- [Set problem] Quote the whole listing exactly. Leave the pictures out of your copy.

- [Data shown]
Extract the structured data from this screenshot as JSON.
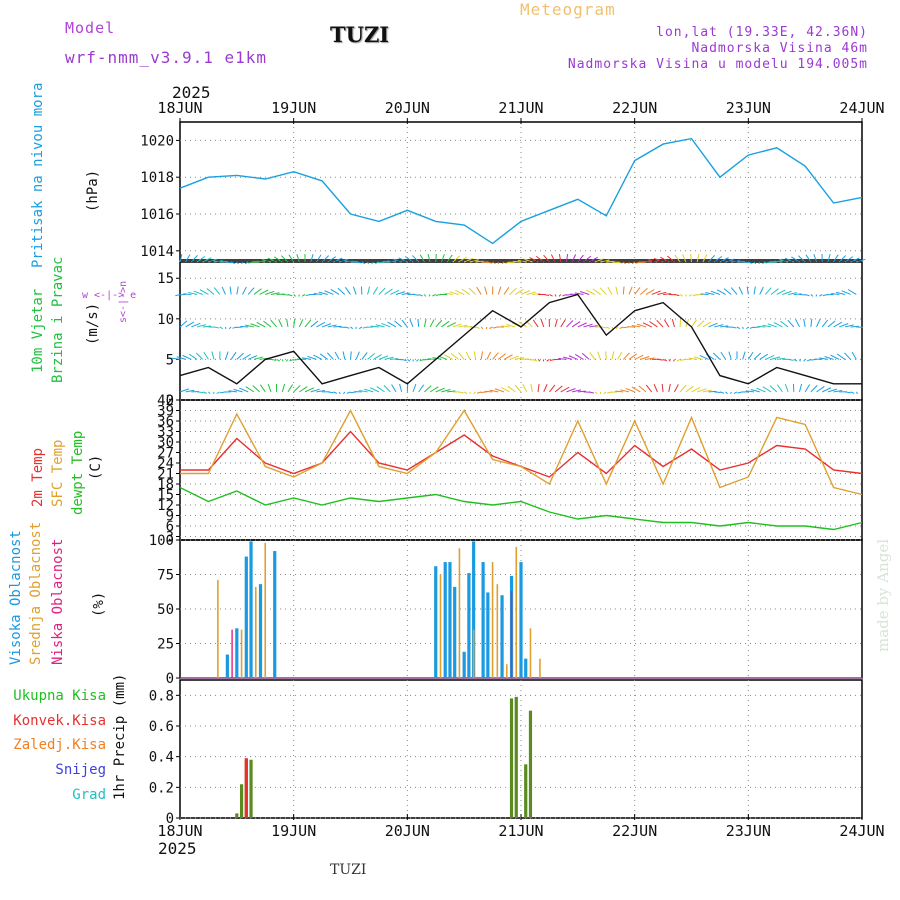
{
  "header": {
    "model_label": "Model",
    "model_name": "wrf-nmm_v3.9.1 e1km",
    "station": "TUZI",
    "title": "Meteogram",
    "coords": "lon,lat (19.33E, 42.36N)",
    "elevation": "Nadmorska Visina 46m",
    "model_elevation": "Nadmorska Visina u modelu 194.005m",
    "year": "2025",
    "footer_station": "TUZI",
    "credit": "made by Angel"
  },
  "colors": {
    "model_label": "#b044d8",
    "title": "#f0c070",
    "coords": "#9a3ad0",
    "pressure": "#1aa0e0",
    "wind_label": "#20c040",
    "temp_2m": "#e83030",
    "temp_sfc": "#e0a030",
    "dewpt": "#20c020",
    "cloud_high": "#1a9ae0",
    "cloud_mid": "#e0a030",
    "cloud_low": "#e02080",
    "precip_total": "#20c020",
    "precip_conv": "#e83030",
    "precip_frozen": "#f08020",
    "snow": "#4040e0",
    "grad": "#20c0c0",
    "grid": "#888888"
  },
  "x_axis": {
    "ticks": [
      "18JUN",
      "19JUN",
      "20JUN",
      "21JUN",
      "22JUN",
      "23JUN",
      "24JUN"
    ],
    "year": "2025"
  },
  "panels": {
    "pressure": {
      "label": "Pritisak na nivou mora",
      "unit": "(hPa)",
      "yticks": [
        "1014",
        "1016",
        "1018",
        "1020"
      ]
    },
    "wind": {
      "label1": "10m Vjetar",
      "label2": "Brzina i Pravac",
      "unit": "(m/s)",
      "yticks": [
        "0",
        "5",
        "10",
        "15"
      ],
      "compass": "w <-|-> e",
      "compass_v": "s<-|->n"
    },
    "temp": {
      "label1": "2m Temp",
      "label2": "SFC Temp",
      "label3": "dewpt Temp",
      "unit": "(C)",
      "yticks": [
        "3",
        "6",
        "9",
        "12",
        "15",
        "18",
        "21",
        "24",
        "27",
        "30",
        "33",
        "36",
        "39",
        "42"
      ]
    },
    "cloud": {
      "label1": "Visoka Oblacnost",
      "label2": "Srednja Oblacnost",
      "label3": "Niska Oblacnost",
      "unit": "(%)",
      "yticks": [
        "0",
        "25",
        "50",
        "75",
        "100"
      ]
    },
    "precip": {
      "labels": [
        "Ukupna Kisa",
        "Konvek.Kisa",
        "Zaledj.Kisa",
        "Snijeg",
        "Grad"
      ],
      "unit": "1hr Precip (mm)",
      "yticks": [
        "0",
        "0.2",
        "0.4",
        "0.6",
        "0.8"
      ]
    }
  },
  "chart_data": [
    {
      "type": "line",
      "ylabel": "(hPa)",
      "ylim": [
        1013.5,
        1021
      ],
      "x": [
        0,
        6,
        12,
        18,
        24,
        30,
        36,
        42,
        48,
        54,
        60,
        66,
        72,
        78,
        84,
        90,
        96,
        102,
        108,
        114,
        120,
        126,
        132,
        138,
        144
      ],
      "series": [
        {
          "values": [
            1017.4,
            1018.0,
            1018.1,
            1017.9,
            1018.3,
            1017.8,
            1016.0,
            1015.6,
            1016.2,
            1015.6,
            1015.4,
            1014.4,
            1015.6,
            1016.2,
            1016.8,
            1015.9,
            1018.9,
            1019.8,
            1020.1,
            1018.0,
            1019.2,
            1019.6,
            1018.6,
            1016.6,
            1016.9
          ]
        }
      ],
      "grid": true
    },
    {
      "type": "line",
      "ylabel": "(m/s)",
      "ylim": [
        0,
        17
      ],
      "x": [
        0,
        6,
        12,
        18,
        24,
        30,
        36,
        42,
        48,
        54,
        60,
        66,
        72,
        78,
        84,
        90,
        96,
        102,
        108,
        114,
        120,
        126,
        132,
        138,
        144
      ],
      "series": [
        {
          "values": [
            3,
            4,
            2,
            5,
            6,
            2,
            3,
            4,
            2,
            5,
            8,
            11,
            9,
            12,
            13,
            8,
            11,
            12,
            9,
            3,
            2,
            4,
            3,
            2,
            2
          ]
        }
      ],
      "grid": true
    },
    {
      "type": "line",
      "ylabel": "(C)",
      "ylim": [
        2,
        42
      ],
      "x": [
        0,
        6,
        12,
        18,
        24,
        30,
        36,
        42,
        48,
        54,
        60,
        66,
        72,
        78,
        84,
        90,
        96,
        102,
        108,
        114,
        120,
        126,
        132,
        138,
        144
      ],
      "series": [
        {
          "name": "2m Temp",
          "values": [
            22,
            22,
            31,
            24,
            21,
            24,
            33,
            24,
            22,
            27,
            32,
            26,
            23,
            20,
            27,
            21,
            29,
            23,
            28,
            22,
            24,
            29,
            28,
            22,
            21
          ]
        },
        {
          "name": "SFC Temp",
          "values": [
            21,
            21,
            38,
            23,
            20,
            24,
            39,
            23,
            21,
            27,
            39,
            25,
            23,
            18,
            36,
            18,
            36,
            18,
            37,
            17,
            20,
            37,
            35,
            17,
            15
          ]
        },
        {
          "name": "dewpt Temp",
          "values": [
            17,
            13,
            16,
            12,
            14,
            12,
            14,
            13,
            14,
            15,
            13,
            12,
            13,
            10,
            8,
            9,
            8,
            7,
            7,
            6,
            7,
            6,
            6,
            5,
            7
          ]
        }
      ],
      "grid": true
    },
    {
      "type": "bar",
      "ylabel": "(%)",
      "ylim": [
        0,
        100
      ],
      "series": [
        {
          "name": "Visoka Oblacnost",
          "bars": [
            [
              10,
              17
            ],
            [
              12,
              36
            ],
            [
              14,
              88
            ],
            [
              15,
              99
            ],
            [
              17,
              68
            ],
            [
              20,
              92
            ],
            [
              54,
              81
            ],
            [
              56,
              84
            ],
            [
              57,
              84
            ],
            [
              58,
              66
            ],
            [
              60,
              19
            ],
            [
              61,
              76
            ],
            [
              62,
              99
            ],
            [
              64,
              84
            ],
            [
              65,
              62
            ],
            [
              68,
              60
            ],
            [
              70,
              74
            ],
            [
              72,
              84
            ],
            [
              73,
              14
            ]
          ]
        },
        {
          "name": "Srednja Oblacnost",
          "bars": [
            [
              8,
              71
            ],
            [
              13,
              35
            ],
            [
              16,
              66
            ],
            [
              18,
              98
            ],
            [
              55,
              75
            ],
            [
              59,
              94
            ],
            [
              62,
              35
            ],
            [
              66,
              84
            ],
            [
              67,
              68
            ],
            [
              69,
              10
            ],
            [
              71,
              95
            ],
            [
              74,
              36
            ],
            [
              76,
              14
            ]
          ]
        },
        {
          "name": "Niska Oblacnost",
          "bars": [
            [
              11,
              35
            ],
            [
              70,
              63
            ]
          ]
        }
      ],
      "grid": true
    },
    {
      "type": "bar",
      "ylabel": "1hr Precip (mm)",
      "ylim": [
        0,
        0.9
      ],
      "series": [
        {
          "name": "Ukupna Kisa",
          "bars": [
            [
              12,
              0.03
            ],
            [
              13,
              0.22
            ],
            [
              14,
              0.38
            ],
            [
              15,
              0.38
            ],
            [
              70,
              0.78
            ],
            [
              71,
              0.79
            ],
            [
              73,
              0.35
            ],
            [
              74,
              0.7
            ]
          ]
        },
        {
          "name": "Konvek.Kisa",
          "bars": [
            [
              14,
              0.39
            ]
          ]
        }
      ],
      "grid": true
    }
  ]
}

- [Result for this exercise]
Extract the structured data from this screenshot as JSON.
{
  "header": {
    "model_label": "Model",
    "model_name": "wrf-nmm_v3.9.1 e1km",
    "station": "TUZI",
    "title": "Meteogram",
    "coords": "lon,lat (19.33E, 42.36N)",
    "elevation": "Nadmorska Visina 46m",
    "model_elevation": "Nadmorska Visina u modelu 194.005m",
    "year": "2025",
    "footer_station": "TUZI",
    "credit": "made by Angel"
  },
  "colors": {
    "model_label": "#b044d8",
    "title": "#f0c070",
    "coords": "#9a3ad0",
    "pressure": "#1aa0e0",
    "wind_label": "#20c040",
    "temp_2m": "#e83030",
    "temp_sfc": "#e0a030",
    "dewpt": "#20c020",
    "cloud_high": "#1a9ae0",
    "cloud_mid": "#e0a030",
    "cloud_low": "#e02080",
    "precip_total": "#20c020",
    "precip_conv": "#e83030",
    "precip_frozen": "#f08020",
    "snow": "#4040e0",
    "grad": "#20c0c0",
    "grid": "#888888"
  },
  "x_axis": {
    "ticks": [
      "18JUN",
      "19JUN",
      "20JUN",
      "21JUN",
      "22JUN",
      "23JUN",
      "24JUN"
    ],
    "year": "2025"
  },
  "panels": {
    "pressure": {
      "label": "Pritisak na nivou mora",
      "unit": "(hPa)",
      "yticks": [
        "1014",
        "1016",
        "1018",
        "1020"
      ]
    },
    "wind": {
      "label1": "10m Vjetar",
      "label2": "Brzina i Pravac",
      "unit": "(m/s)",
      "yticks": [
        "0",
        "5",
        "10",
        "15"
      ],
      "compass": "w <-|-> e",
      "compass_v": "s<-|->n"
    },
    "temp": {
      "label1": "2m Temp",
      "label2": "SFC Temp",
      "label3": "dewpt Temp",
      "unit": "(C)",
      "yticks": [
        "3",
        "6",
        "9",
        "12",
        "15",
        "18",
        "21",
        "24",
        "27",
        "30",
        "33",
        "36",
        "39",
        "42"
      ]
    },
    "cloud": {
      "label1": "Visoka Oblacnost",
      "label2": "Srednja Oblacnost",
      "label3": "Niska Oblacnost",
      "unit": "(%)",
      "yticks": [
        "0",
        "25",
        "50",
        "75",
        "100"
      ]
    },
    "precip": {
      "labels": [
        "Ukupna Kisa",
        "Konvek.Kisa",
        "Zaledj.Kisa",
        "Snijeg",
        "Grad"
      ],
      "unit": "1hr Precip (mm)",
      "yticks": [
        "0",
        "0.2",
        "0.4",
        "0.6",
        "0.8"
      ]
    }
  },
  "chart_data": [
    {
      "type": "line",
      "ylabel": "(hPa)",
      "ylim": [
        1013.5,
        1021
      ],
      "x": [
        0,
        6,
        12,
        18,
        24,
        30,
        36,
        42,
        48,
        54,
        60,
        66,
        72,
        78,
        84,
        90,
        96,
        102,
        108,
        114,
        120,
        126,
        132,
        138,
        144
      ],
      "series": [
        {
          "values": [
            1017.4,
            1018.0,
            1018.1,
            1017.9,
            1018.3,
            1017.8,
            1016.0,
            1015.6,
            1016.2,
            1015.6,
            1015.4,
            1014.4,
            1015.6,
            1016.2,
            1016.8,
            1015.9,
            1018.9,
            1019.8,
            1020.1,
            1018.0,
            1019.2,
            1019.6,
            1018.6,
            1016.6,
            1016.9
          ]
        }
      ],
      "grid": true
    },
    {
      "type": "line",
      "ylabel": "(m/s)",
      "ylim": [
        0,
        17
      ],
      "x": [
        0,
        6,
        12,
        18,
        24,
        30,
        36,
        42,
        48,
        54,
        60,
        66,
        72,
        78,
        84,
        90,
        96,
        102,
        108,
        114,
        120,
        126,
        132,
        138,
        144
      ],
      "series": [
        {
          "values": [
            3,
            4,
            2,
            5,
            6,
            2,
            3,
            4,
            2,
            5,
            8,
            11,
            9,
            12,
            13,
            8,
            11,
            12,
            9,
            3,
            2,
            4,
            3,
            2,
            2
          ]
        }
      ],
      "grid": true
    },
    {
      "type": "line",
      "ylabel": "(C)",
      "ylim": [
        2,
        42
      ],
      "x": [
        0,
        6,
        12,
        18,
        24,
        30,
        36,
        42,
        48,
        54,
        60,
        66,
        72,
        78,
        84,
        90,
        96,
        102,
        108,
        114,
        120,
        126,
        132,
        138,
        144
      ],
      "series": [
        {
          "name": "2m Temp",
          "values": [
            22,
            22,
            31,
            24,
            21,
            24,
            33,
            24,
            22,
            27,
            32,
            26,
            23,
            20,
            27,
            21,
            29,
            23,
            28,
            22,
            24,
            29,
            28,
            22,
            21
          ]
        },
        {
          "name": "SFC Temp",
          "values": [
            21,
            21,
            38,
            23,
            20,
            24,
            39,
            23,
            21,
            27,
            39,
            25,
            23,
            18,
            36,
            18,
            36,
            18,
            37,
            17,
            20,
            37,
            35,
            17,
            15
          ]
        },
        {
          "name": "dewpt Temp",
          "values": [
            17,
            13,
            16,
            12,
            14,
            12,
            14,
            13,
            14,
            15,
            13,
            12,
            13,
            10,
            8,
            9,
            8,
            7,
            7,
            6,
            7,
            6,
            6,
            5,
            7
          ]
        }
      ],
      "grid": true
    },
    {
      "type": "bar",
      "ylabel": "(%)",
      "ylim": [
        0,
        100
      ],
      "series": [
        {
          "name": "Visoka Oblacnost",
          "bars": [
            [
              10,
              17
            ],
            [
              12,
              36
            ],
            [
              14,
              88
            ],
            [
              15,
              99
            ],
            [
              17,
              68
            ],
            [
              20,
              92
            ],
            [
              54,
              81
            ],
            [
              56,
              84
            ],
            [
              57,
              84
            ],
            [
              58,
              66
            ],
            [
              60,
              19
            ],
            [
              61,
              76
            ],
            [
              62,
              99
            ],
            [
              64,
              84
            ],
            [
              65,
              62
            ],
            [
              68,
              60
            ],
            [
              70,
              74
            ],
            [
              72,
              84
            ],
            [
              73,
              14
            ]
          ]
        },
        {
          "name": "Srednja Oblacnost",
          "bars": [
            [
              8,
              71
            ],
            [
              13,
              35
            ],
            [
              16,
              66
            ],
            [
              18,
              98
            ],
            [
              55,
              75
            ],
            [
              59,
              94
            ],
            [
              62,
              35
            ],
            [
              66,
              84
            ],
            [
              67,
              68
            ],
            [
              69,
              10
            ],
            [
              71,
              95
            ],
            [
              74,
              36
            ],
            [
              76,
              14
            ]
          ]
        },
        {
          "name": "Niska Oblacnost",
          "bars": [
            [
              11,
              35
            ],
            [
              70,
              63
            ]
          ]
        }
      ],
      "grid": true
    },
    {
      "type": "bar",
      "ylabel": "1hr Precip (mm)",
      "ylim": [
        0,
        0.9
      ],
      "series": [
        {
          "name": "Ukupna Kisa",
          "bars": [
            [
              12,
              0.03
            ],
            [
              13,
              0.22
            ],
            [
              14,
              0.38
            ],
            [
              15,
              0.38
            ],
            [
              70,
              0.78
            ],
            [
              71,
              0.79
            ],
            [
              73,
              0.35
            ],
            [
              74,
              0.7
            ]
          ]
        },
        {
          "name": "Konvek.Kisa",
          "bars": [
            [
              14,
              0.39
            ]
          ]
        }
      ],
      "grid": true
    }
  ]
}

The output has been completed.